EXERCISE BRIEF.
Write the next part of the article below about the reopening of Poor Red's, picking up after its final paragraph on restaurants that closed again.

GIVEN TEXT.

When Poor Red’s shuttered its doors six years ago, it was the end of an era in the sleepy foothills town of El Dorado — or so many people thought.
But two brothers from El Dorado Hills teamed up with a veteran restaurateur to achieve one of the hardest, and often futile, feats in the industry: reopen a restaurant with success. They’ve done it by merging the storied history and famous menu of Poor Red’s — long a popular BBQ joint among locals and tourists alike — with the modern draw of a new, trendy establishment, with much-needed renovations and an expanded menu to entice more customers.
“If it had been any other place, we never would have done it. We knew it was a risk. The whole restaurant business is a risk.” Jeff Genovese, co-owner, Poor Red’s
“If it had been any other place, we never would have done it,” says Jeff Genovese, one of the owners, who like many in the Sacramento region had been making the trip to Poor Red’s since he was old enough to drink. “We knew it was a risk. The whole restaurant business is a risk.”
The risk was a big one. When Jeff and his brother Mike Genovese (partner of Sacramento financial planning firm Genovese Burford & Brothers) bought Poor Red’s four years ago, the building was in disrepair, the kitchen needed gutting, and it did not meet current building and health codes or earthquake standards. The business had 36 liens on it and was stuck in what Jeff described as a legal quagmire. In fact, their managing partner initially advised the brothers against the investment.
“I told them, you don’t want to be in the restaurant business. It just doesn’t pencil out,” says Mike Hountalas, who grew up in the restaurant industry, his family the operators of the famed Cliff House in San Francisco since his childhood. “I went in dragging my feet and said, ‘You guys are crazy.’”
The odds were certainly stacked against them. The list of restaurants that have opened and closed, whether by the original owners or new ones, in the Capital Region is long. And several that have attempted recent comebacks have shuttered their doors — again.
In the historic downtown of Lincoln, Beermann’s Brewery closed in 2008; it reopened in 2012 and closed again in 2013; and then reopened in 2016 and closed last year. Farrell’s Ice Cream Parlour returned its franchise to Sacramento in 2013 — which once operated four locations in the area until 1990 — but abruptly closed in 2016. The iconic Buggy Whip Restaurant and Bar in Sacramento’s Fulton Avenue district, a popular destination in the 1960s and ’70s, made it barely a year when its owners closed the doors in 2015.

PROVIDED DATA.
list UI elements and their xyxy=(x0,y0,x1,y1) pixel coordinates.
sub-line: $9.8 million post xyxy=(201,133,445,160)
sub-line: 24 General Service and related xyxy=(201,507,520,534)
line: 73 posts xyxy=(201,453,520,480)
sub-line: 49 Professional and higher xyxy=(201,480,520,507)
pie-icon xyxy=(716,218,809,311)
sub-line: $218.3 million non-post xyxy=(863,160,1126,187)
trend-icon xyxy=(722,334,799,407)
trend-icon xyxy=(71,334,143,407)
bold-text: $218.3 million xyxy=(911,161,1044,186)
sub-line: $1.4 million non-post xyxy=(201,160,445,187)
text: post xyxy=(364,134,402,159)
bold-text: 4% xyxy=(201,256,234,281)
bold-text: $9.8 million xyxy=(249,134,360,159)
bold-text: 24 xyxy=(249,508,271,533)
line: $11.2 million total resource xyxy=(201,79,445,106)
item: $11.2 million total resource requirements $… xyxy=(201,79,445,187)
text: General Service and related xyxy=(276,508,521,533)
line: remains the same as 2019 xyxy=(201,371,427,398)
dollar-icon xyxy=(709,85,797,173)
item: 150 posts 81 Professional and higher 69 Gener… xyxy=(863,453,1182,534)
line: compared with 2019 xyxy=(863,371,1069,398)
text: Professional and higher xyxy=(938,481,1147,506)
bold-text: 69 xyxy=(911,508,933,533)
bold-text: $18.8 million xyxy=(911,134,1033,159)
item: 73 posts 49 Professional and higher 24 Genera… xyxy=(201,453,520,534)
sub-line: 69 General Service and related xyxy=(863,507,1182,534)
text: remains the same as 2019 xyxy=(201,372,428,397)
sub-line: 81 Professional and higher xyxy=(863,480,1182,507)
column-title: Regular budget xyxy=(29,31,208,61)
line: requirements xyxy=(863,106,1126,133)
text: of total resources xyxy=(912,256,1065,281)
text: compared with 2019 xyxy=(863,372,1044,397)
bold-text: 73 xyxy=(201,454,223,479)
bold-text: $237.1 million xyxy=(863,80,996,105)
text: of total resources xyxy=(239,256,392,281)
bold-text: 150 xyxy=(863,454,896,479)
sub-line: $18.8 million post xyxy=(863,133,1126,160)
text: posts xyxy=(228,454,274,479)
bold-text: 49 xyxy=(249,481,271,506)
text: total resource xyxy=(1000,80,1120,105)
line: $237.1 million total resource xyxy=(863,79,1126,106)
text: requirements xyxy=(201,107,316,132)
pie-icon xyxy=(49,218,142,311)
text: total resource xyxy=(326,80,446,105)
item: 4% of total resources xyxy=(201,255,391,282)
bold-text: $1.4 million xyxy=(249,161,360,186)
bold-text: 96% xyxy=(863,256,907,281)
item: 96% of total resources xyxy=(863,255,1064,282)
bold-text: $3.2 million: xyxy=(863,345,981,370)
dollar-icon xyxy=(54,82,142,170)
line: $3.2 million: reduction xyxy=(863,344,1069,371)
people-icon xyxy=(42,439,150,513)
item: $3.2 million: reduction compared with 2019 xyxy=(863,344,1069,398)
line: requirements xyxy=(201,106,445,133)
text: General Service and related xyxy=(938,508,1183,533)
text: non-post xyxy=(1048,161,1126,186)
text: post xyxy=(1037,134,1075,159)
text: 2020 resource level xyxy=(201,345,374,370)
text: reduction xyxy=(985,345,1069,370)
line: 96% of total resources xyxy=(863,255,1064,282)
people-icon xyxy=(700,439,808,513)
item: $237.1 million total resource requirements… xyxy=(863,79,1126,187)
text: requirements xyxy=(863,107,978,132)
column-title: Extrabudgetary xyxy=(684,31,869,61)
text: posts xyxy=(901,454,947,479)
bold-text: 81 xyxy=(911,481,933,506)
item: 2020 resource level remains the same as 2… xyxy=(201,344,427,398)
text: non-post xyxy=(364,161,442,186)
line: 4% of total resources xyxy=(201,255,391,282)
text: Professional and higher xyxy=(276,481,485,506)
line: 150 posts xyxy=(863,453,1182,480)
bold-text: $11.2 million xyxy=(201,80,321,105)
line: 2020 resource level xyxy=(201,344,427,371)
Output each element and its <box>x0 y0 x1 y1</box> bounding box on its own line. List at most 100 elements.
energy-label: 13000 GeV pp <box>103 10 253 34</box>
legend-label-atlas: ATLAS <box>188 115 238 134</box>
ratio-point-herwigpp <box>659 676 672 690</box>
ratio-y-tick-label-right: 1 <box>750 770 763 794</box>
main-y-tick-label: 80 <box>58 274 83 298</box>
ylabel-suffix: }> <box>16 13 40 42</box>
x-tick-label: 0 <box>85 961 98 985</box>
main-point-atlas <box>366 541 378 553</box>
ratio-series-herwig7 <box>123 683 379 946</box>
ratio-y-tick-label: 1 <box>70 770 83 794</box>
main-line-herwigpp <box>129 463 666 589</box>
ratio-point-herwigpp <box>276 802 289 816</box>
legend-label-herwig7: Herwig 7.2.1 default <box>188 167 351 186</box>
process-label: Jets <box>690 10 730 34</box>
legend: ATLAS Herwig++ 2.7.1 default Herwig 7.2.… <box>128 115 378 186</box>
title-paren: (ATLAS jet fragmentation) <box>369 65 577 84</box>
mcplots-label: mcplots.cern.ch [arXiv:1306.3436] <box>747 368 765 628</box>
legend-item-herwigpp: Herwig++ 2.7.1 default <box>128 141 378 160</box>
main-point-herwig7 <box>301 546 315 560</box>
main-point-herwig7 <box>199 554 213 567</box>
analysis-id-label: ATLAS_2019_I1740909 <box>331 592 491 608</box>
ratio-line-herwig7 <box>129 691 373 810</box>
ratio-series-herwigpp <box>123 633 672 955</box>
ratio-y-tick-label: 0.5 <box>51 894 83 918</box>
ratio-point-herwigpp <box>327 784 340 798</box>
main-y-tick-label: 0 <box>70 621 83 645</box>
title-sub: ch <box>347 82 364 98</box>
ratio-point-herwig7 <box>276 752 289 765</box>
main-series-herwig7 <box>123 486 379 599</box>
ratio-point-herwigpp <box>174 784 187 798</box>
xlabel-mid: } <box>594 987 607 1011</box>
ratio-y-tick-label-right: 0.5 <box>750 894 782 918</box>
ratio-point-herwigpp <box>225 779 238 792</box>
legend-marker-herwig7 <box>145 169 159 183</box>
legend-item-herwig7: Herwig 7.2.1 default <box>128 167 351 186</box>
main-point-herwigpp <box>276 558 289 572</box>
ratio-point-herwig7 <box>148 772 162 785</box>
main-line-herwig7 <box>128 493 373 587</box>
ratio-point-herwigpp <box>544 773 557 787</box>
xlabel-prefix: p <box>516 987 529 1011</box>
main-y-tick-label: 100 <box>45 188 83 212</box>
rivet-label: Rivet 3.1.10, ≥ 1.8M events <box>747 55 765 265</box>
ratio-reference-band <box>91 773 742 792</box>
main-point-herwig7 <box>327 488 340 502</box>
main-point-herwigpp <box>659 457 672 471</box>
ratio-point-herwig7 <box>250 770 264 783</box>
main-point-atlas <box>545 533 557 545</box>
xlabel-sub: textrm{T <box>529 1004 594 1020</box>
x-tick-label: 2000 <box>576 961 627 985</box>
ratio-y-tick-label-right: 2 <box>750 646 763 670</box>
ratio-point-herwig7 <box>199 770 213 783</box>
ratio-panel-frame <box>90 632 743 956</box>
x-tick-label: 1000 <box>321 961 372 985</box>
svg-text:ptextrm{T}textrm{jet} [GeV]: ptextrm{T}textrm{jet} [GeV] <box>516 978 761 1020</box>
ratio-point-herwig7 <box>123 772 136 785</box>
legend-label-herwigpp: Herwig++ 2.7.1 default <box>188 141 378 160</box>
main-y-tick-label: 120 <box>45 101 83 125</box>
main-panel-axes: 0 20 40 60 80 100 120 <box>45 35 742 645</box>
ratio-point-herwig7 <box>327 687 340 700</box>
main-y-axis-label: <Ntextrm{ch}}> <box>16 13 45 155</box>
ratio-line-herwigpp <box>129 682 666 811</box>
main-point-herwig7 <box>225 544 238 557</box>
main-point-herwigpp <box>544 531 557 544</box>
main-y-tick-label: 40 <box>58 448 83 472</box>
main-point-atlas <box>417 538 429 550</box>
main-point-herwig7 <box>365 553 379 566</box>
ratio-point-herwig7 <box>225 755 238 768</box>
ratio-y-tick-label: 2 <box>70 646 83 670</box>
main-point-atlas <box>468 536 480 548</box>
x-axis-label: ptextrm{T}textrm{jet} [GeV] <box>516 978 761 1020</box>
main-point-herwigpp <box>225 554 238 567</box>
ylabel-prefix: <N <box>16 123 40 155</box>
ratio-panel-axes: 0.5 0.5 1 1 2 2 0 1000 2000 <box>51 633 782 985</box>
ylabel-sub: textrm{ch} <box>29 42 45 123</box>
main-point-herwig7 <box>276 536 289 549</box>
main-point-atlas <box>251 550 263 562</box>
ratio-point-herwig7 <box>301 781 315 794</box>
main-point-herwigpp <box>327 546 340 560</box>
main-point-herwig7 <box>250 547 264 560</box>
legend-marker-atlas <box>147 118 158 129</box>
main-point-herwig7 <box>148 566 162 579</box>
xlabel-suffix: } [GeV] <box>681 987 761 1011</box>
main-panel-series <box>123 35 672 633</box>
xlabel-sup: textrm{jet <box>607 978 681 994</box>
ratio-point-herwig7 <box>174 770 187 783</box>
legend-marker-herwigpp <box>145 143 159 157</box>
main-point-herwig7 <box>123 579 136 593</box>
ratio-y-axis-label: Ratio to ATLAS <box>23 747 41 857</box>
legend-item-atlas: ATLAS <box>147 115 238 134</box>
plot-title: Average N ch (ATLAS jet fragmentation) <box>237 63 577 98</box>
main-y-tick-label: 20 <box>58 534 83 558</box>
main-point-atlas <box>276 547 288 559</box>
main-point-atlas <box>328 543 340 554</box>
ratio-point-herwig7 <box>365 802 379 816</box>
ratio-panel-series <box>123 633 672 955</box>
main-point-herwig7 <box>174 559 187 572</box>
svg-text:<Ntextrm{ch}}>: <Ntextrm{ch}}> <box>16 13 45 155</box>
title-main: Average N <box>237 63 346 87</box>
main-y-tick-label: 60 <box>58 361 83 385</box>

ANSWER TO THE PROBLEM.
Other restaurants have changed ownership, concept, name and menu in a bid to succeed at a location where their predecessors have not. Along Jackson Highway, travelers making the drive from Sacramento to the foothills have periodically seen the off-and-on-again “closed” sign hanging from the Sloughhouse Inn — an historic 1850s property not far from Davis Ranch that has had a series of owners in the last decade.
New owners Ron and Terri Gilliland, who also run Lucca and Roxy restaurants in Sacramento and Lucky Dog Ranch in Dixon, reopened the landmark restaurant under the new name Meadowlands. And in March, the owners of Celestin’s Restaurant reopened their popular Midtown restaurant in East Sacramento — its third location — after a seven-year hiatus from the business.
Maryellen Burns, author of Lost Restaurants of Sacramento and Their Recipes, says it’s incredibly difficult for any restaurant to survive: with changing consumer tastes, landlords raising rents, higher wages and a younger generation who doesn’t want to take over the family business. “Now, we have so many choices of where we can spend our money,” Burns says.
Those choices continue to grow despite the tough work and minimal profit margins of the restaurant industry. Nationally, more than 15,145 restaurants opened between the third quarters of 2016 and 2017, according to the Bureau of Labor Statistics — a 2.5 percent increase. The industry is expanding in areas where the population is growing and the economy thriving, says Mollie O’Dell, a spokeswoman with the National Restaurant Association.
Detailed statistics don’t exist for restaurants that have reopened. But, industry experts say the recent reopening of Poor Red’s, Joe Marty’s Bar and Grille in Land Park, and the Sail Inn Grotto & Bar in West Sacramento — all in the same location with the same concept — are an anomaly. They all have something in common: All three worked to preserve the nostalgia of their former glory, but with upgraded dining spaces and menus, pulling in both their old customer base and new diners.
Walk into the door at Poor Red’s and patrons can still sit around the wood laminate high-low bar that fills the room and order the Golden Cadillac — the legendary cocktail invented there in 1952 when a newly-engaged couple visited the restaurant to celebrate.
Other traditions have remained: The heart of the menu is ribs, chicken and steak, and customers at the bar are given their change in Susan B. Anthony dollar coins. The restored murals painted in the 1940s on the bar walls depict former employees and patrons. And the building’s old stone walls — it was built as a weigh station for Wells Fargo — impress in the tiny, original dining room next to the bar.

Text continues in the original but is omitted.